### Exercise goal:
Return the full material exactly.
——————
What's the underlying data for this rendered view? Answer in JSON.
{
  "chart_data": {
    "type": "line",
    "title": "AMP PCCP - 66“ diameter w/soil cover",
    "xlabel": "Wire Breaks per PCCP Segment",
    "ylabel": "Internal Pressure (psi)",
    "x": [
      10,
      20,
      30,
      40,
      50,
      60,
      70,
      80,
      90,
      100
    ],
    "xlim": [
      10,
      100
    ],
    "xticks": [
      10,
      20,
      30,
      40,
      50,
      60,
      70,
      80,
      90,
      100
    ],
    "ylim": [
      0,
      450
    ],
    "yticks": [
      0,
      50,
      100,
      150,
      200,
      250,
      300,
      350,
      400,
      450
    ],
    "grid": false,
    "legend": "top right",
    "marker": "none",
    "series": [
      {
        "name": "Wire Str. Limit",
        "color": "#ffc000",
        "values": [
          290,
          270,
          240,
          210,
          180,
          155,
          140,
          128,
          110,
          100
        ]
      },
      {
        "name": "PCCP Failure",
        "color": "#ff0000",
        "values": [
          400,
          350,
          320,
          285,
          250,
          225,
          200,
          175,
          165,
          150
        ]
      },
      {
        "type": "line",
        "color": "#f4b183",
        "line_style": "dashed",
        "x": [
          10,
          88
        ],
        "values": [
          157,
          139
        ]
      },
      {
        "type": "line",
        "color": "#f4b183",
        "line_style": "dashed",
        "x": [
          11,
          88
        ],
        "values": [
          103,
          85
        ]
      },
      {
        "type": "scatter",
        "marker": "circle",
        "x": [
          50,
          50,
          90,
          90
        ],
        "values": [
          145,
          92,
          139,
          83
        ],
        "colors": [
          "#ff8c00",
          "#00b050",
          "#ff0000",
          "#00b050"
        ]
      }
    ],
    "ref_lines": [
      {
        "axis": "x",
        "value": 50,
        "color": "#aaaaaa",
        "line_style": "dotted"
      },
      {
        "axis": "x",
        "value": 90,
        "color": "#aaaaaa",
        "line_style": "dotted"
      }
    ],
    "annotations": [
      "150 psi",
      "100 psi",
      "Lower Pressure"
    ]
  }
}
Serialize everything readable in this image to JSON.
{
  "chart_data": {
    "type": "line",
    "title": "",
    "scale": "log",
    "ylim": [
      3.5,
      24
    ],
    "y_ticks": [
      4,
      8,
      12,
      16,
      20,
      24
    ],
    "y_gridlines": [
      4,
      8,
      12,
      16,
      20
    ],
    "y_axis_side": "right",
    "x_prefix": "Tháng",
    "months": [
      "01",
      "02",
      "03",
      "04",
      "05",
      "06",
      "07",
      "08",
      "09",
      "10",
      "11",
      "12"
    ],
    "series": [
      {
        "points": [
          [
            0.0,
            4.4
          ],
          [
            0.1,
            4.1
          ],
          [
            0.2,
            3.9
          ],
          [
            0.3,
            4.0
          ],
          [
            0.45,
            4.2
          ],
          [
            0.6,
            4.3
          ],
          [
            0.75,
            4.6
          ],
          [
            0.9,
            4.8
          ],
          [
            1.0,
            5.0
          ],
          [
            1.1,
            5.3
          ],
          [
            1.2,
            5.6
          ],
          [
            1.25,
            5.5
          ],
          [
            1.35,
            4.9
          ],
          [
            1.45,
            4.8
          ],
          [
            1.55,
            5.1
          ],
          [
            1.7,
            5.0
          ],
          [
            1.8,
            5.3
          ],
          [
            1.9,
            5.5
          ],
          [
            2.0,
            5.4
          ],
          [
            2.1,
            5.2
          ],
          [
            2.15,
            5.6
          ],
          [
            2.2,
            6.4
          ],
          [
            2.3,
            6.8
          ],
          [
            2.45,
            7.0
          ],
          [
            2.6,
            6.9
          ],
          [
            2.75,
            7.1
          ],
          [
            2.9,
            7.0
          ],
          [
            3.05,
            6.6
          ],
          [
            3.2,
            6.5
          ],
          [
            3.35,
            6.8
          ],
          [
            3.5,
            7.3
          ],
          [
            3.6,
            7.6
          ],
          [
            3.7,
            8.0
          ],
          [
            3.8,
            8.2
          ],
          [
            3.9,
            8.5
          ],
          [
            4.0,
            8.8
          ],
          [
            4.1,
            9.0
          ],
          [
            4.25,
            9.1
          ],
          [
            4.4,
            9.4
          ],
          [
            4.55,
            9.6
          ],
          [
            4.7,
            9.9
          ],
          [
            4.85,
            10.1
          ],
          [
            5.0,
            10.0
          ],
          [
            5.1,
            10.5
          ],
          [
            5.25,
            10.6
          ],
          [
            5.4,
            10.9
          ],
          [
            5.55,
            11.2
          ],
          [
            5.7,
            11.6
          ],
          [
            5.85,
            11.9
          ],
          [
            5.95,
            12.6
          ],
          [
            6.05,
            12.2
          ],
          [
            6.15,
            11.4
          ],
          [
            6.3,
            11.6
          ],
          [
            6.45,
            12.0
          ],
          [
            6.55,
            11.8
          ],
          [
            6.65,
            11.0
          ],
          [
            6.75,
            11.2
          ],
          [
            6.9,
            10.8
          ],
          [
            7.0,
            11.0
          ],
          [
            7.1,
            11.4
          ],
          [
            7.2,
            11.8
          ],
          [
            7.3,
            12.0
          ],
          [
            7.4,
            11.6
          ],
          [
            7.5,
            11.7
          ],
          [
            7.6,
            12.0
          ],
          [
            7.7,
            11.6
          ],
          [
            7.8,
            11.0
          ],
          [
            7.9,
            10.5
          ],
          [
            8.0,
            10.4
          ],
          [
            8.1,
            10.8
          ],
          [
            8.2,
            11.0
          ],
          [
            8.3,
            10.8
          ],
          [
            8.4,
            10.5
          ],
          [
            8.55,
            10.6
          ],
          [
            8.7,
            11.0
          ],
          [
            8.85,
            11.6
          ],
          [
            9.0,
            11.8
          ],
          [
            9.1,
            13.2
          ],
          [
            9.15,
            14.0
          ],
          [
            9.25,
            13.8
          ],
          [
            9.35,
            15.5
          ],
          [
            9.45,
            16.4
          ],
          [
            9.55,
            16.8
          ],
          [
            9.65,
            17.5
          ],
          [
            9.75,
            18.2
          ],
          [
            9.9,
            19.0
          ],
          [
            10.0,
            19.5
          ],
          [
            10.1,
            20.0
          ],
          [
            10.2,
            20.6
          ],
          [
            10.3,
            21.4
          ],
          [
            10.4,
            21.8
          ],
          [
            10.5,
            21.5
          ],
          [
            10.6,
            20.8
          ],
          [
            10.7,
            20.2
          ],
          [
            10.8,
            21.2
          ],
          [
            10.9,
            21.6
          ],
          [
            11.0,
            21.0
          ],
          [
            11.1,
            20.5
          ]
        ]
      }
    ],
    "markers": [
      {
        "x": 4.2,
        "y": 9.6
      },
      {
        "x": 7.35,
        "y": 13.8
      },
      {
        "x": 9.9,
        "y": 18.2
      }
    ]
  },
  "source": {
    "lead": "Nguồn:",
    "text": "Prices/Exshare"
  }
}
——————
### Reply to the task:
What's the underlying data for this rendered view? Answer in JSON.
{
  "chart_data": {
    "type": "line",
    "title": "AMP PCCP - 66“ diameter w/soil cover",
    "xlabel": "Wire Breaks per PCCP Segment",
    "ylabel": "Internal Pressure (psi)",
    "x": [
      10,
      20,
      30,
      40,
      50,
      60,
      70,
      80,
      90,
      100
    ],
    "xlim": [
      10,
      100
    ],
    "xticks": [
      10,
      20,
      30,
      40,
      50,
      60,
      70,
      80,
      90,
      100
    ],
    "ylim": [
      0,
      450
    ],
    "yticks": [
      0,
      50,
      100,
      150,
      200,
      250,
      300,
      350,
      400,
      450
    ],
    "grid": false,
    "legend": "top right",
    "marker": "none",
    "series": [
      {
        "name": "Wire Str. Limit",
        "color": "#ffc000",
        "values": [
          290,
          270,
          240,
          210,
          180,
          155,
          140,
          128,
          110,
          100
        ]
      },
      {
        "name": "PCCP Failure",
        "color": "#ff0000",
        "values": [
          400,
          350,
          320,
          285,
          250,
          225,
          200,
          175,
          165,
          150
        ]
      },
      {
        "type": "line",
        "color": "#f4b183",
        "line_style": "dashed",
        "x": [
          10,
          88
        ],
        "values": [
          157,
          139
        ]
      },
      {
        "type": "line",
        "color": "#f4b183",
        "line_style": "dashed",
        "x": [
          11,
          88
        ],
        "values": [
          103,
          85
        ]
      },
      {
        "type": "scatter",
        "marker": "circle",
        "x": [
          50,
          50,
          90,
          90
        ],
        "values": [
          145,
          92,
          139,
          83
        ],
        "colors": [
          "#ff8c00",
          "#00b050",
          "#ff0000",
          "#00b050"
        ]
      }
    ],
    "ref_lines": [
      {
        "axis": "x",
        "value": 50,
        "color": "#aaaaaa",
        "line_style": "dotted"
      },
      {
        "axis": "x",
        "value": 90,
        "color": "#aaaaaa",
        "line_style": "dotted"
      }
    ],
    "annotations": [
      "150 psi",
      "100 psi",
      "Lower Pressure"
    ]
  }
}
Serialize everything readable in this image to JSON.
{
  "chart_data": {
    "type": "line",
    "title": "",
    "scale": "log",
    "ylim": [
      3.5,
      24
    ],
    "y_ticks": [
      4,
      8,
      12,
      16,
      20,
      24
    ],
    "y_gridlines": [
      4,
      8,
      12,
      16,
      20
    ],
    "y_axis_side": "right",
    "x_prefix": "Tháng",
    "months": [
      "01",
      "02",
      "03",
      "04",
      "05",
      "06",
      "07",
      "08",
      "09",
      "10",
      "11",
      "12"
    ],
    "series": [
      {
        "points": [
          [
            0.0,
            4.4
          ],
          [
            0.1,
            4.1
          ],
          [
            0.2,
            3.9
          ],
          [
            0.3,
            4.0
          ],
          [
            0.45,
            4.2
          ],
          [
            0.6,
            4.3
          ],
          [
            0.75,
            4.6
          ],
          [
            0.9,
            4.8
          ],
          [
            1.0,
            5.0
          ],
          [
            1.1,
            5.3
          ],
          [
            1.2,
            5.6
          ],
          [
            1.25,
            5.5
          ],
          [
            1.35,
            4.9
          ],
          [
            1.45,
            4.8
          ],
          [
            1.55,
            5.1
          ],
          [
            1.7,
            5.0
          ],
          [
            1.8,
            5.3
          ],
          [
            1.9,
            5.5
          ],
          [
            2.0,
            5.4
          ],
          [
            2.1,
            5.2
          ],
          [
            2.15,
            5.6
          ],
          [
            2.2,
            6.4
          ],
          [
            2.3,
            6.8
          ],
          [
            2.45,
            7.0
          ],
          [
            2.6,
            6.9
          ],
          [
            2.75,
            7.1
          ],
          [
            2.9,
            7.0
          ],
          [
            3.05,
            6.6
          ],
          [
            3.2,
            6.5
          ],
          [
            3.35,
            6.8
          ],
          [
            3.5,
            7.3
          ],
          [
            3.6,
            7.6
          ],
          [
            3.7,
            8.0
          ],
          [
            3.8,
            8.2
          ],
          [
            3.9,
            8.5
          ],
          [
            4.0,
            8.8
          ],
          [
            4.1,
            9.0
          ],
          [
            4.25,
            9.1
          ],
          [
            4.4,
            9.4
          ],
          [
            4.55,
            9.6
          ],
          [
            4.7,
            9.9
          ],
          [
            4.85,
            10.1
          ],
          [
            5.0,
            10.0
          ],
          [
            5.1,
            10.5
          ],
          [
            5.25,
            10.6
          ],
          [
            5.4,
            10.9
          ],
          [
            5.55,
            11.2
          ],
          [
            5.7,
            11.6
          ],
          [
            5.85,
            11.9
          ],
          [
            5.95,
            12.6
          ],
          [
            6.05,
            12.2
          ],
          [
            6.15,
            11.4
          ],
          [
            6.3,
            11.6
          ],
          [
            6.45,
            12.0
          ],
          [
            6.55,
            11.8
          ],
          [
            6.65,
            11.0
          ],
          [
            6.75,
            11.2
          ],
          [
            6.9,
            10.8
          ],
          [
            7.0,
            11.0
          ],
          [
            7.1,
            11.4
          ],
          [
            7.2,
            11.8
          ],
          [
            7.3,
            12.0
          ],
          [
            7.4,
            11.6
          ],
          [
            7.5,
            11.7
          ],
          [
            7.6,
            12.0
          ],
          [
            7.7,
            11.6
          ],
          [
            7.8,
            11.0
          ],
          [
            7.9,
            10.5
          ],
          [
            8.0,
            10.4
          ],
          [
            8.1,
            10.8
          ],
          [
            8.2,
            11.0
          ],
          [
            8.3,
            10.8
          ],
          [
            8.4,
            10.5
          ],
          [
            8.55,
            10.6
          ],
          [
            8.7,
            11.0
          ],
          [
            8.85,
            11.6
          ],
          [
            9.0,
            11.8
          ],
          [
            9.1,
            13.2
          ],
          [
            9.15,
            14.0
          ],
          [
            9.25,
            13.8
          ],
          [
            9.35,
            15.5
          ],
          [
            9.45,
            16.4
          ],
          [
            9.55,
            16.8
          ],
          [
            9.65,
            17.5
          ],
          [
            9.75,
            18.2
          ],
          [
            9.9,
            19.0
          ],
          [
            10.0,
            19.5
          ],
          [
            10.1,
            20.0
          ],
          [
            10.2,
            20.6
          ],
          [
            10.3,
            21.4
          ],
          [
            10.4,
            21.8
          ],
          [
            10.5,
            21.5
          ],
          [
            10.6,
            20.8
          ],
          [
            10.7,
            20.2
          ],
          [
            10.8,
            21.2
          ],
          [
            10.9,
            21.6
          ],
          [
            11.0,
            21.0
          ],
          [
            11.1,
            20.5
          ]
        ]
      }
    ],
    "markers": [
      {
        "x": 4.2,
        "y": 9.6
      },
      {
        "x": 7.35,
        "y": 13.8
      },
      {
        "x": 9.9,
        "y": 18.2
      }
    ]
  },
  "source": {
    "lead": "Nguồn:",
    "text": "Prices/Exshare"
  }
}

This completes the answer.